Records:
- - -
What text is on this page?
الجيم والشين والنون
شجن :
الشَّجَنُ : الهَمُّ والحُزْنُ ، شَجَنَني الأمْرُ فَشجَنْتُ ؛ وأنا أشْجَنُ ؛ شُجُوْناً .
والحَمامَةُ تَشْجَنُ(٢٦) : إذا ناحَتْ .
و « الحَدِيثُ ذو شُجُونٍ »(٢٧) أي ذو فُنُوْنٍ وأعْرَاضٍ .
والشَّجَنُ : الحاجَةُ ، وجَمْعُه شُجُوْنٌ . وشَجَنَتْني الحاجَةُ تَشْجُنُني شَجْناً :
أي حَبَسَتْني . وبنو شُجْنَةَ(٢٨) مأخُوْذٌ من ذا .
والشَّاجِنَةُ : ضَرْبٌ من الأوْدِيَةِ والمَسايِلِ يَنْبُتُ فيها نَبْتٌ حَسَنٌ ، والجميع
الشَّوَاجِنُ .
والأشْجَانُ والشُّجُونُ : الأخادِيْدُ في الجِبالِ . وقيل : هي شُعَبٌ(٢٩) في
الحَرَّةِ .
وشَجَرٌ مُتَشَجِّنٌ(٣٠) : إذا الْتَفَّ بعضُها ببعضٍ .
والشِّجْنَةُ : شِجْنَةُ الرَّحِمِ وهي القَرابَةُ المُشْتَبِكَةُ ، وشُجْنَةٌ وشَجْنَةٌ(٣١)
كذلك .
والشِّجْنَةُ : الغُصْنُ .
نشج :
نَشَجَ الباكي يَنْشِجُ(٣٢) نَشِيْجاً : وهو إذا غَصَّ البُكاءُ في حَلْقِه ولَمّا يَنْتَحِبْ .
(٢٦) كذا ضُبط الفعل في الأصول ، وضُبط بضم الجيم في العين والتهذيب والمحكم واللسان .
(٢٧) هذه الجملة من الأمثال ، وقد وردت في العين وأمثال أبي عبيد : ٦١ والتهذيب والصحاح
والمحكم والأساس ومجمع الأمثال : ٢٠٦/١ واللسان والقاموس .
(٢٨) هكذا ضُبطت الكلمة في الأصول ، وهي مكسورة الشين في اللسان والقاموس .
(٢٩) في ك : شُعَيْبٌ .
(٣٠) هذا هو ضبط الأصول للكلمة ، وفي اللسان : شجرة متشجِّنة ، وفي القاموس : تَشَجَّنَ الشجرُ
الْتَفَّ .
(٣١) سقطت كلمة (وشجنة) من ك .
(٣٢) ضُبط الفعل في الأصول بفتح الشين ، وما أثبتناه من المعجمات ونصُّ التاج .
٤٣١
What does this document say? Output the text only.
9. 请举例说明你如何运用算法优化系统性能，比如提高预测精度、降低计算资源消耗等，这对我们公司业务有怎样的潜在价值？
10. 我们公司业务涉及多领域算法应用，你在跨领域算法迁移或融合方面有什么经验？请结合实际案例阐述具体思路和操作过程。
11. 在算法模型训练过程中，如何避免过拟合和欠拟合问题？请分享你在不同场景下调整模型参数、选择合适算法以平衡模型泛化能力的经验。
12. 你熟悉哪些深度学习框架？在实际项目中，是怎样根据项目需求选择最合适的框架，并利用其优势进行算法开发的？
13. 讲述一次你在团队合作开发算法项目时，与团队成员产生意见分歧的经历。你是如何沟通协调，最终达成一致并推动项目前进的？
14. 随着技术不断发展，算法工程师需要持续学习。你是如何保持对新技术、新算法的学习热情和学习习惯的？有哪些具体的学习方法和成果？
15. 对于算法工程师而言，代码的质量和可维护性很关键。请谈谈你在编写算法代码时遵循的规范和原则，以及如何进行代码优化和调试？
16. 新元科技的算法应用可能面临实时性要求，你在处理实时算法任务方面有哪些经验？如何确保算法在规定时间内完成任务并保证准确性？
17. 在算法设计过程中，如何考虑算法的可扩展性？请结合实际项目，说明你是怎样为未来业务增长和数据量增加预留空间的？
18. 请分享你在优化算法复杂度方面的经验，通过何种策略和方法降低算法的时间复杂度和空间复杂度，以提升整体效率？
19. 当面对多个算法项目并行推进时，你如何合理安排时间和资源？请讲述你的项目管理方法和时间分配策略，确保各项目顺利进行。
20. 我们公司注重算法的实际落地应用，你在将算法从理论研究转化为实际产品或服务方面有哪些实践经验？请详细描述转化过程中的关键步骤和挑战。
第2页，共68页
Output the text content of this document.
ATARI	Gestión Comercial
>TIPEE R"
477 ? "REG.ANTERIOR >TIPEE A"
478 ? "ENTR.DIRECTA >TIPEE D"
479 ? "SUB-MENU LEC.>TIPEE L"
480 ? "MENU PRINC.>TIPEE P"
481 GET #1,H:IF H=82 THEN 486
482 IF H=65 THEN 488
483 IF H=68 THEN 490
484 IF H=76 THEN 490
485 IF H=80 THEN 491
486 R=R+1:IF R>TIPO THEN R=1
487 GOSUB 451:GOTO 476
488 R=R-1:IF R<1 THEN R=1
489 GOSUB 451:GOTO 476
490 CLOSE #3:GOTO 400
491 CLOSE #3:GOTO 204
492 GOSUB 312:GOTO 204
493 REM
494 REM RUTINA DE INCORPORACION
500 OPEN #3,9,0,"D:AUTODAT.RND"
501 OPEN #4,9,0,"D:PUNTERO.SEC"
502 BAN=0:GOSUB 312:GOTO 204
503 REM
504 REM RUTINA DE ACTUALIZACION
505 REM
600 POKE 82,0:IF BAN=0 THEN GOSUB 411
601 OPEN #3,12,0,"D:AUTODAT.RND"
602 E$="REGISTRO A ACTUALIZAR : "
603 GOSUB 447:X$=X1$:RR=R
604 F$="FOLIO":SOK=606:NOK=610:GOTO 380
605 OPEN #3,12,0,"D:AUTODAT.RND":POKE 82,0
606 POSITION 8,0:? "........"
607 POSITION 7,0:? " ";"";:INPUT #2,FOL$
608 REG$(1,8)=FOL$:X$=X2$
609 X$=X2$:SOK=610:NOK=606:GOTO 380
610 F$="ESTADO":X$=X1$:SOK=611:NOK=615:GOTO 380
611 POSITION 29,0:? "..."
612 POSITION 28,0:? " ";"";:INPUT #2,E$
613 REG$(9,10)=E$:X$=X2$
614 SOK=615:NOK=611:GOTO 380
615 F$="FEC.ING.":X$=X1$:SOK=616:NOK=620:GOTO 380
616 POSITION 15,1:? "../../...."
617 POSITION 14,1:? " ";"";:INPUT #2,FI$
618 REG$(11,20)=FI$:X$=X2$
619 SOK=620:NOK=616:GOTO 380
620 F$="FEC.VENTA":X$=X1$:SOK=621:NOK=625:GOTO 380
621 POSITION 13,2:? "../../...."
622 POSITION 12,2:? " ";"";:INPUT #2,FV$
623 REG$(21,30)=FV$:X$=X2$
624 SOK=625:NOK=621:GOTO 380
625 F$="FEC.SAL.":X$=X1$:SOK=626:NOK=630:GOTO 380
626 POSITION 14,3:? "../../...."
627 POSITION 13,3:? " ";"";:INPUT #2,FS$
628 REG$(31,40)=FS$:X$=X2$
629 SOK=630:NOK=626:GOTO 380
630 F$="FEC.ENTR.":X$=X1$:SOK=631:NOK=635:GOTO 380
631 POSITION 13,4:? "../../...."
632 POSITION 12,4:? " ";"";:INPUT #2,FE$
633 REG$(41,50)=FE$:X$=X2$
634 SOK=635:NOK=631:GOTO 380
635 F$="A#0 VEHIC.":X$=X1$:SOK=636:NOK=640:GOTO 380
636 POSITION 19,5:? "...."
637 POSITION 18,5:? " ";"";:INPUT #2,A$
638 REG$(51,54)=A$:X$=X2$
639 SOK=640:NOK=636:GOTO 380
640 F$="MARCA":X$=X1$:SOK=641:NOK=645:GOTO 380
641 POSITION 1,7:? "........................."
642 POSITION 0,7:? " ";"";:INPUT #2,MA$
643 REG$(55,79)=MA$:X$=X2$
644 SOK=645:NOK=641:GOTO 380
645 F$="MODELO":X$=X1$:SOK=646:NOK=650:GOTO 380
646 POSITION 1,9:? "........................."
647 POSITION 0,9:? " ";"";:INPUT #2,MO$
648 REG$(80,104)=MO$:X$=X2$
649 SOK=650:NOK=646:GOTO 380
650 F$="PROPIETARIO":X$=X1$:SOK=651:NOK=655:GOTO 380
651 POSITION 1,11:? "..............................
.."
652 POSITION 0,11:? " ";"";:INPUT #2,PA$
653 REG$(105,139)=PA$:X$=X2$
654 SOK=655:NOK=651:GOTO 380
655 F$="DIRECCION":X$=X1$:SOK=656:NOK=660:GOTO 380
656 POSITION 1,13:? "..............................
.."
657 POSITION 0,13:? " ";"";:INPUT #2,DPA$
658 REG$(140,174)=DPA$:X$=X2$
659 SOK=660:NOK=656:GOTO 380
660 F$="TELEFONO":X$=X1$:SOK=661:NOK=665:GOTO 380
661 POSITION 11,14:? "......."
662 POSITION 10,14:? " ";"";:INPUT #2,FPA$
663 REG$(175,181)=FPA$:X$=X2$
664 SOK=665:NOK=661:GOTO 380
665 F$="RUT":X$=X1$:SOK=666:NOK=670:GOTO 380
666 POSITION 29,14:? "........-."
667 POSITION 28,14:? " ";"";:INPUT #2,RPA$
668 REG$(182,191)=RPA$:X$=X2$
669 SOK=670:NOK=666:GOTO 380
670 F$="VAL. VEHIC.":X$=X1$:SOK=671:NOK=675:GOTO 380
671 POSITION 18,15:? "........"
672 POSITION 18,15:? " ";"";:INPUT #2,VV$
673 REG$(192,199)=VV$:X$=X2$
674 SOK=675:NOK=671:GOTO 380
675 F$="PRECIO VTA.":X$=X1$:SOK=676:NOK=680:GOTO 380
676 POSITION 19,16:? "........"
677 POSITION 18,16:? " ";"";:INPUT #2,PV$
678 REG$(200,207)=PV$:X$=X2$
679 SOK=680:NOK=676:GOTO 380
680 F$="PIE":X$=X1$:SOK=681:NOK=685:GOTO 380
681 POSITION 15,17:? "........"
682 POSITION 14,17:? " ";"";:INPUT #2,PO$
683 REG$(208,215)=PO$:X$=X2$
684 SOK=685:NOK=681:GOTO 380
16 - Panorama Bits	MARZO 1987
- - -
→ **Exercise details**
What is the number of lines in the records that contain the string "واللسان"? Give only that number.

→ **Full solution**
2